== Problem description ==
Restate the full listing word for word and leave the pictures out.

== Supplied material ==
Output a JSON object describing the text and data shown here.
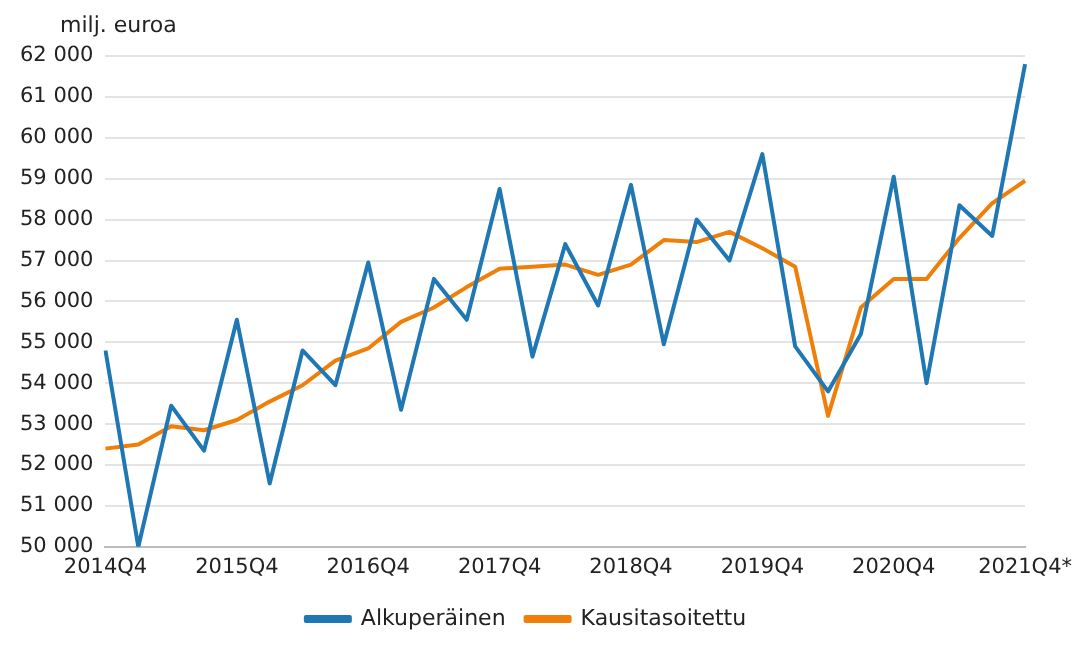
{
  "chart_data": {
    "type": "line",
    "ylabel": "milj. euroa",
    "categories": [
      "2014Q4",
      null,
      null,
      null,
      "2015Q4",
      null,
      null,
      null,
      "2016Q4",
      null,
      null,
      null,
      "2017Q4",
      null,
      null,
      null,
      "2018Q4",
      null,
      null,
      null,
      "2019Q4",
      null,
      null,
      null,
      "2020Q4",
      null,
      null,
      null,
      "2021Q4*"
    ],
    "series": [
      {
        "name": "Alkuperäinen",
        "color": "#1f77b4",
        "values": [
          54800,
          50000,
          53450,
          52350,
          55550,
          51550,
          54800,
          53950,
          56950,
          53350,
          56550,
          55550,
          58750,
          54650,
          57400,
          55900,
          58850,
          54950,
          58000,
          57000,
          59600,
          54900,
          53800,
          55200,
          59050,
          54000,
          58350,
          57600,
          61800
        ]
      },
      {
        "name": "Kausitasoitettu",
        "color": "#f07f09",
        "values": [
          52400,
          52500,
          52950,
          52850,
          53100,
          53550,
          53950,
          54550,
          54850,
          55500,
          55850,
          56350,
          56800,
          56850,
          56900,
          56650,
          56900,
          57500,
          57450,
          57700,
          57300,
          56850,
          53200,
          55850,
          56550,
          56550,
          57550,
          58400,
          58950
        ]
      }
    ],
    "ylim": [
      50000,
      62000
    ],
    "yticks": [
      {
        "value": 50000,
        "label": "50 000"
      },
      {
        "value": 51000,
        "label": "51 000"
      },
      {
        "value": 52000,
        "label": "52 000"
      },
      {
        "value": 53000,
        "label": "53 000"
      },
      {
        "value": 54000,
        "label": "54 000"
      },
      {
        "value": 55000,
        "label": "55 000"
      },
      {
        "value": 56000,
        "label": "56 000"
      },
      {
        "value": 57000,
        "label": "57 000"
      },
      {
        "value": 58000,
        "label": "58 000"
      },
      {
        "value": 59000,
        "label": "59 000"
      },
      {
        "value": 60000,
        "label": "60 000"
      },
      {
        "value": 61000,
        "label": "61 000"
      },
      {
        "value": 62000,
        "label": "62 000"
      }
    ],
    "grid": "y",
    "legend": "bottom",
    "marker": "none",
    "line_style": "solid"
  }
}
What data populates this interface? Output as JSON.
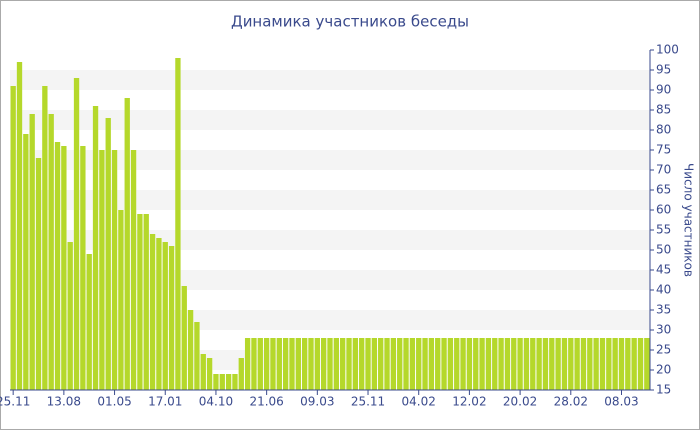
{
  "chart_data": {
    "type": "bar",
    "title": "Динамика участников беседы",
    "y_axis_label": "Число участников",
    "categories": [
      "25.11",
      null,
      null,
      null,
      null,
      null,
      null,
      null,
      "13.08",
      null,
      null,
      null,
      null,
      null,
      null,
      null,
      "01.05",
      null,
      null,
      null,
      null,
      null,
      null,
      null,
      "17.01",
      null,
      null,
      null,
      null,
      null,
      null,
      null,
      "04.10",
      null,
      null,
      null,
      null,
      null,
      null,
      null,
      "21.06",
      null,
      null,
      null,
      null,
      null,
      null,
      null,
      "09.03",
      null,
      null,
      null,
      null,
      null,
      null,
      null,
      "25.11",
      null,
      null,
      null,
      null,
      null,
      null,
      null,
      "04.02",
      null,
      null,
      null,
      null,
      null,
      null,
      null,
      "12.02",
      null,
      null,
      null,
      null,
      null,
      null,
      null,
      "20.02",
      null,
      null,
      null,
      null,
      null,
      null,
      null,
      "28.02",
      null,
      null,
      null,
      null,
      null,
      null,
      null,
      "08.03",
      null,
      null,
      null,
      null
    ],
    "values": [
      91,
      97,
      79,
      84,
      73,
      91,
      84,
      77,
      76,
      52,
      93,
      76,
      49,
      86,
      75,
      83,
      75,
      60,
      88,
      75,
      59,
      59,
      54,
      53,
      52,
      51,
      98,
      41,
      35,
      32,
      24,
      23,
      19,
      19,
      19,
      19,
      23,
      28,
      28,
      28,
      28,
      28,
      28,
      28,
      28,
      28,
      28,
      28,
      28,
      28,
      28,
      28,
      28,
      28,
      28,
      28,
      28,
      28,
      28,
      28,
      28,
      28,
      28,
      28,
      28,
      28,
      28,
      28,
      28,
      28,
      28,
      28,
      28,
      28,
      28,
      28,
      28,
      28,
      28,
      28,
      28,
      28,
      28,
      28,
      28,
      28,
      28,
      28,
      28,
      28,
      28,
      28,
      28,
      28,
      28,
      28,
      28,
      28,
      28,
      28,
      28
    ],
    "color": "#b5d82b",
    "ylim": [
      15,
      100
    ],
    "yticks": [
      15,
      20,
      25,
      30,
      35,
      40,
      45,
      50,
      55,
      60,
      65,
      70,
      75,
      80,
      85,
      90,
      95,
      100
    ],
    "grid": true
  }
}
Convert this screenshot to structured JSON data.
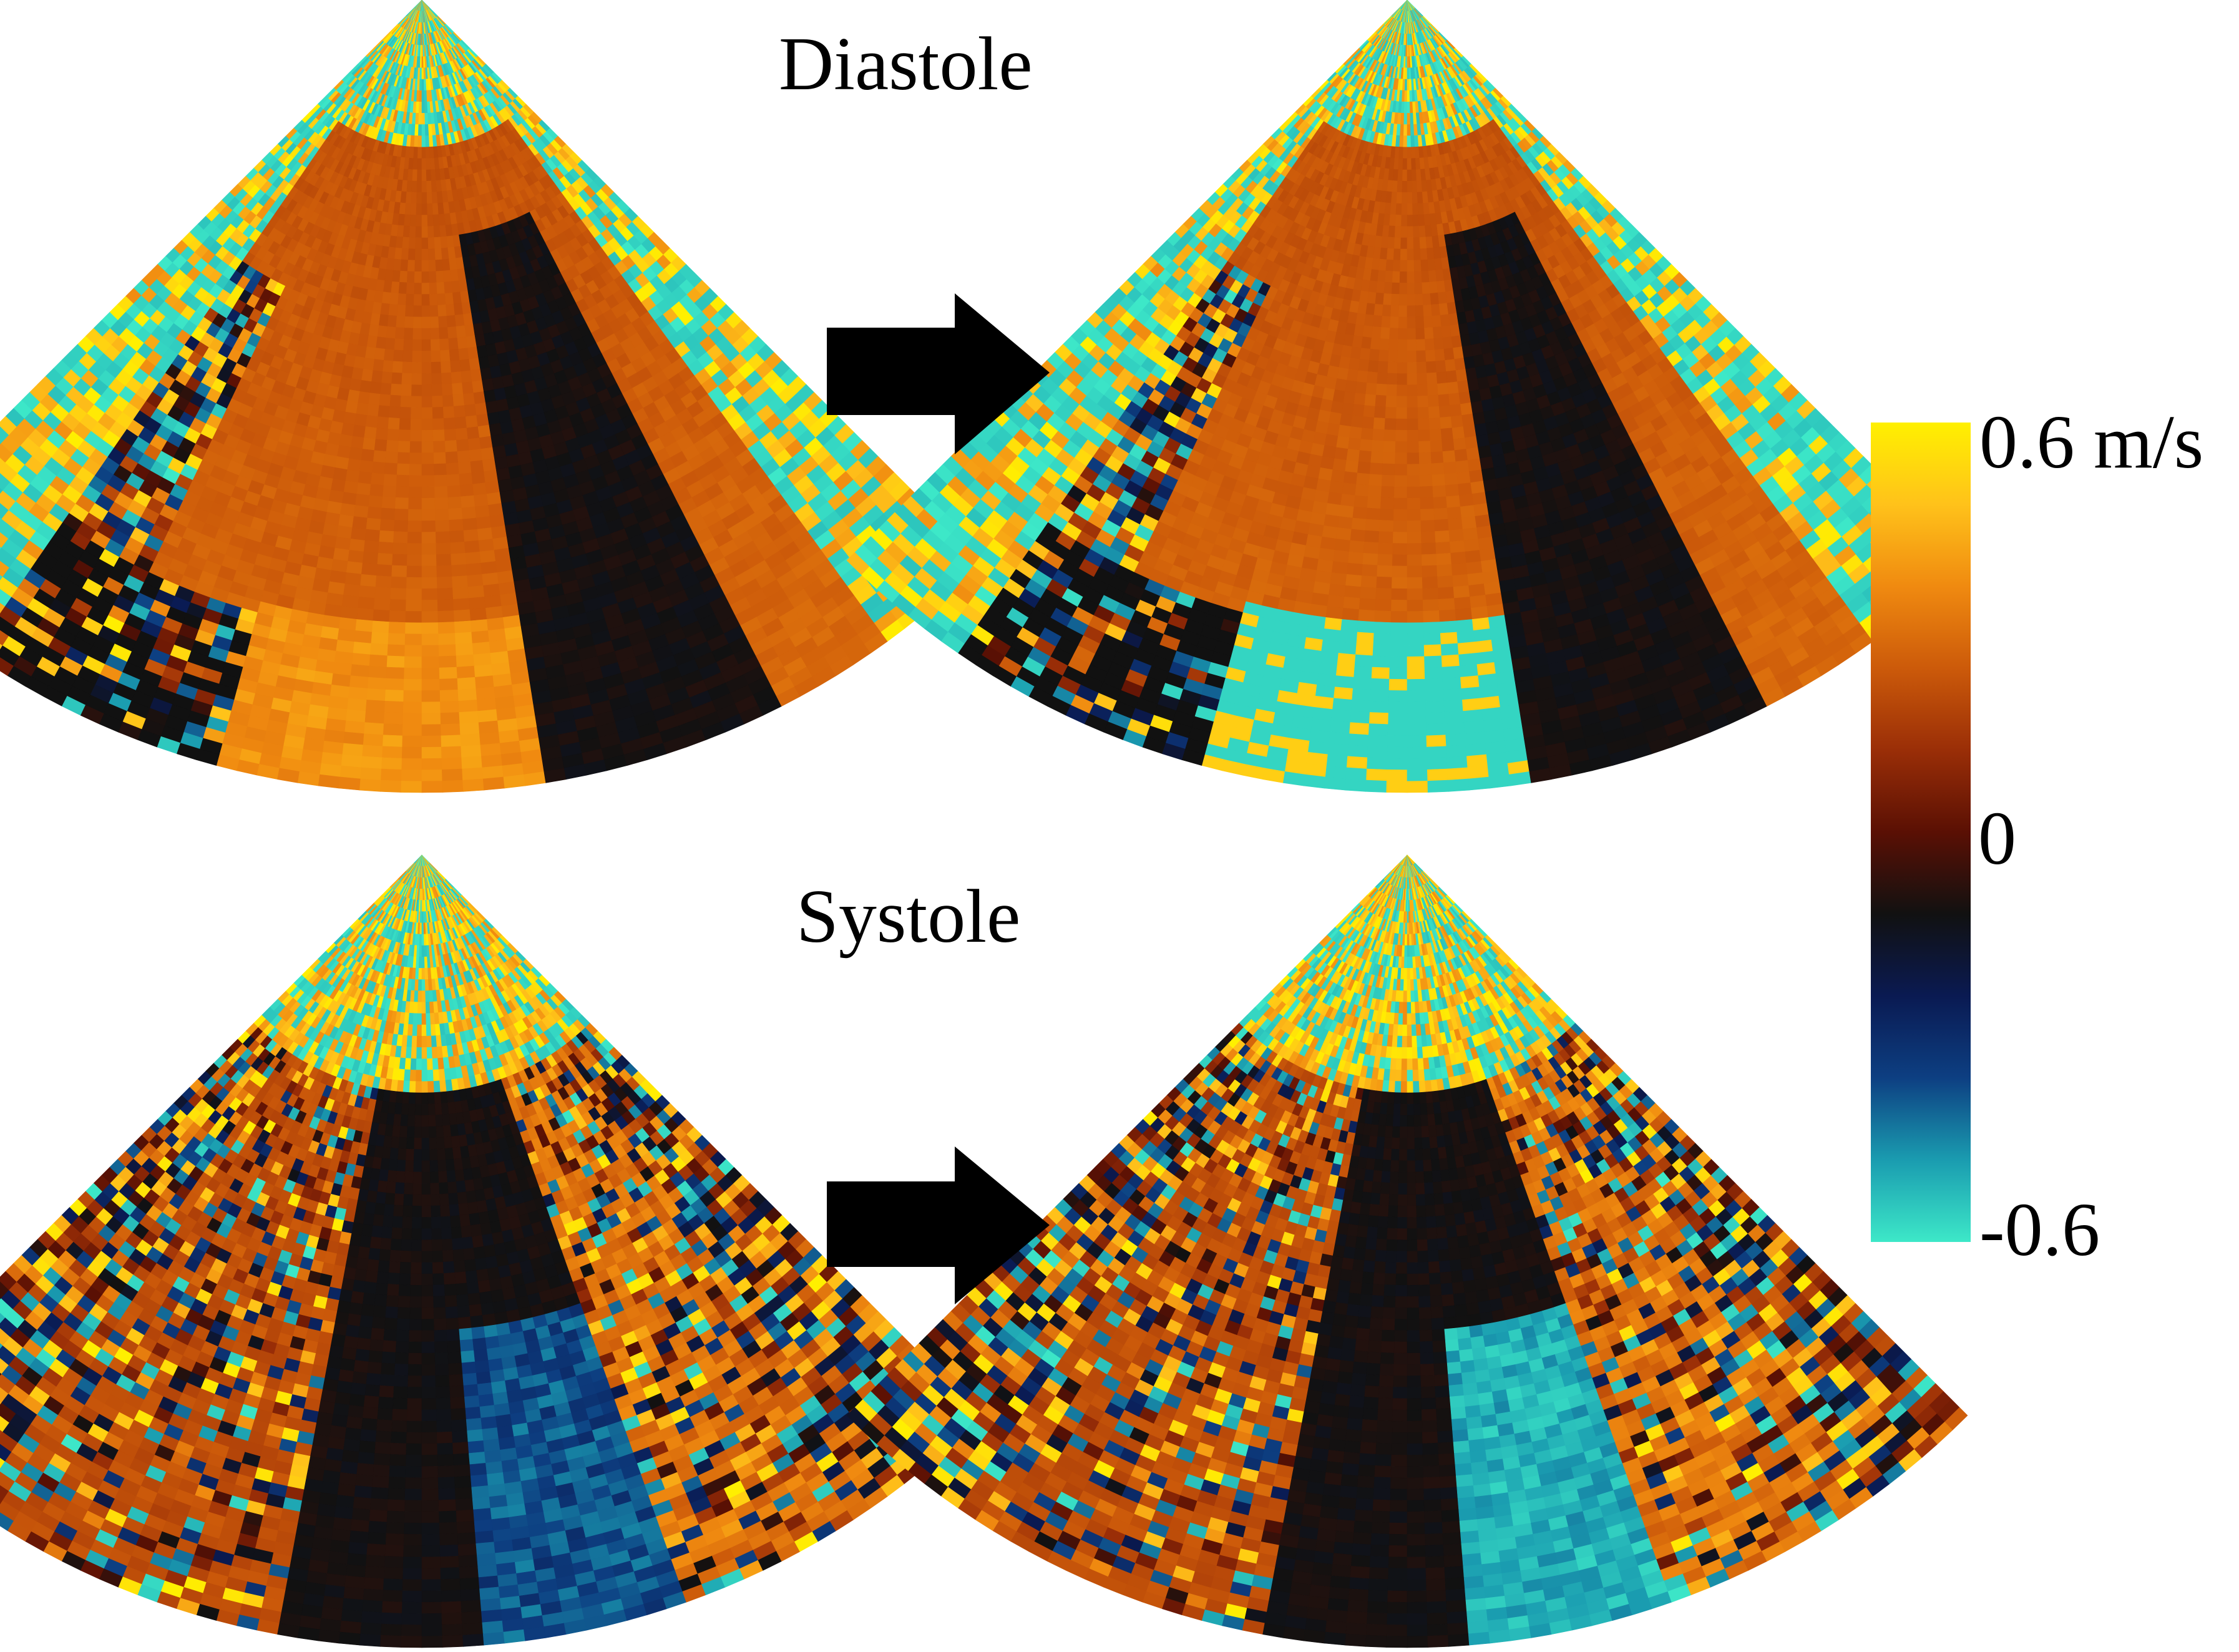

== Output of the exercise ==
Output a JSON object describing the text and data shown here.
{
  "chart_data": {
    "type": "line",
    "ylabel": "milj. euroa",
    "categories": [
      "2014Q4",
      null,
      null,
      null,
      "2015Q4",
      null,
      null,
      null,
      "2016Q4",
      null,
      null,
      null,
      "2017Q4",
      null,
      null,
      null,
      "2018Q4",
      null,
      null,
      null,
      "2019Q4",
      null,
      null,
      null,
      "2020Q4",
      null,
      null,
      null,
      "2021Q4*"
    ],
    "series": [
      {
        "name": "Alkuperäinen",
        "color": "#1f77b4",
        "values": [
          54800,
          50000,
          53450,
          52350,
          55550,
          51550,
          54800,
          53950,
          56950,
          53350,
          56550,
          55550,
          58750,
          54650,
          57400,
          55900,
          58850,
          54950,
          58000,
          57000,
          59600,
          54900,
          53800,
          55200,
          59050,
          54000,
          58350,
          57600,
          61800
        ]
      },
      {
        "name": "Kausitasoitettu",
        "color": "#f07f09",
        "values": [
          52400,
          52500,
          52950,
          52850,
          53100,
          53550,
          53950,
          54550,
          54850,
          55500,
          55850,
          56350,
          56800,
          56850,
          56900,
          56650,
          56900,
          57500,
          57450,
          57700,
          57300,
          56850,
          53200,
          55850,
          56550,
          56550,
          57550,
          58400,
          58950
        ]
      }
    ],
    "ylim": [
      50000,
      62000
    ],
    "yticks": [
      {
        "value": 50000,
        "label": "50 000"
      },
      {
        "value": 51000,
        "label": "51 000"
      },
      {
        "value": 52000,
        "label": "52 000"
      },
      {
        "value": 53000,
        "label": "53 000"
      },
      {
        "value": 54000,
        "label": "54 000"
      },
      {
        "value": 55000,
        "label": "55 000"
      },
      {
        "value": 56000,
        "label": "56 000"
      },
      {
        "value": 57000,
        "label": "57 000"
      },
      {
        "value": 58000,
        "label": "58 000"
      },
      {
        "value": 59000,
        "label": "59 000"
      },
      {
        "value": 60000,
        "label": "60 000"
      },
      {
        "value": 61000,
        "label": "61 000"
      },
      {
        "value": 62000,
        "label": "62 000"
      }
    ],
    "grid": "y",
    "legend": "bottom",
    "marker": "none",
    "line_style": "solid"
  }
}
What data populates this interface? Output as JSON.
{
  "chart_data": {
    "type": "bar",
    "title": "Динамика участников беседы",
    "y_axis_label": "Число участников",
    "categories": [
      "25.11",
      null,
      null,
      null,
      null,
      null,
      null,
      null,
      "13.08",
      null,
      null,
      null,
      null,
      null,
      null,
      null,
      "01.05",
      null,
      null,
      null,
      null,
      null,
      null,
      null,
      "17.01",
      null,
      null,
      null,
      null,
      null,
      null,
      null,
      "04.10",
      null,
      null,
      null,
      null,
      null,
      null,
      null,
      "21.06",
      null,
      null,
      null,
      null,
      null,
      null,
      null,
      "09.03",
      null,
      null,
      null,
      null,
      null,
      null,
      null,
      "25.11",
      null,
      null,
      null,
      null,
      null,
      null,
      null,
      "04.02",
      null,
      null,
      null,
      null,
      null,
      null,
      null,
      "12.02",
      null,
      null,
      null,
      null,
      null,
      null,
      null,
      "20.02",
      null,
      null,
      null,
      null,
      null,
      null,
      null,
      "28.02",
      null,
      null,
      null,
      null,
      null,
      null,
      null,
      "08.03",
      null,
      null,
      null,
      null
    ],
    "values": [
      91,
      97,
      79,
      84,
      73,
      91,
      84,
      77,
      76,
      52,
      93,
      76,
      49,
      86,
      75,
      83,
      75,
      60,
      88,
      75,
      59,
      59,
      54,
      53,
      52,
      51,
      98,
      41,
      35,
      32,
      24,
      23,
      19,
      19,
      19,
      19,
      23,
      28,
      28,
      28,
      28,
      28,
      28,
      28,
      28,
      28,
      28,
      28,
      28,
      28,
      28,
      28,
      28,
      28,
      28,
      28,
      28,
      28,
      28,
      28,
      28,
      28,
      28,
      28,
      28,
      28,
      28,
      28,
      28,
      28,
      28,
      28,
      28,
      28,
      28,
      28,
      28,
      28,
      28,
      28,
      28,
      28,
      28,
      28,
      28,
      28,
      28,
      28,
      28,
      28,
      28,
      28,
      28,
      28,
      28,
      28,
      28,
      28,
      28,
      28,
      28
    ],
    "color": "#b5d82b",
    "ylim": [
      15,
      100
    ],
    "yticks": [
      15,
      20,
      25,
      30,
      35,
      40,
      45,
      50,
      55,
      60,
      65,
      70,
      75,
      80,
      85,
      90,
      95,
      100
    ],
    "grid": true
  }
}
Convert this screenshot to structured JSON data.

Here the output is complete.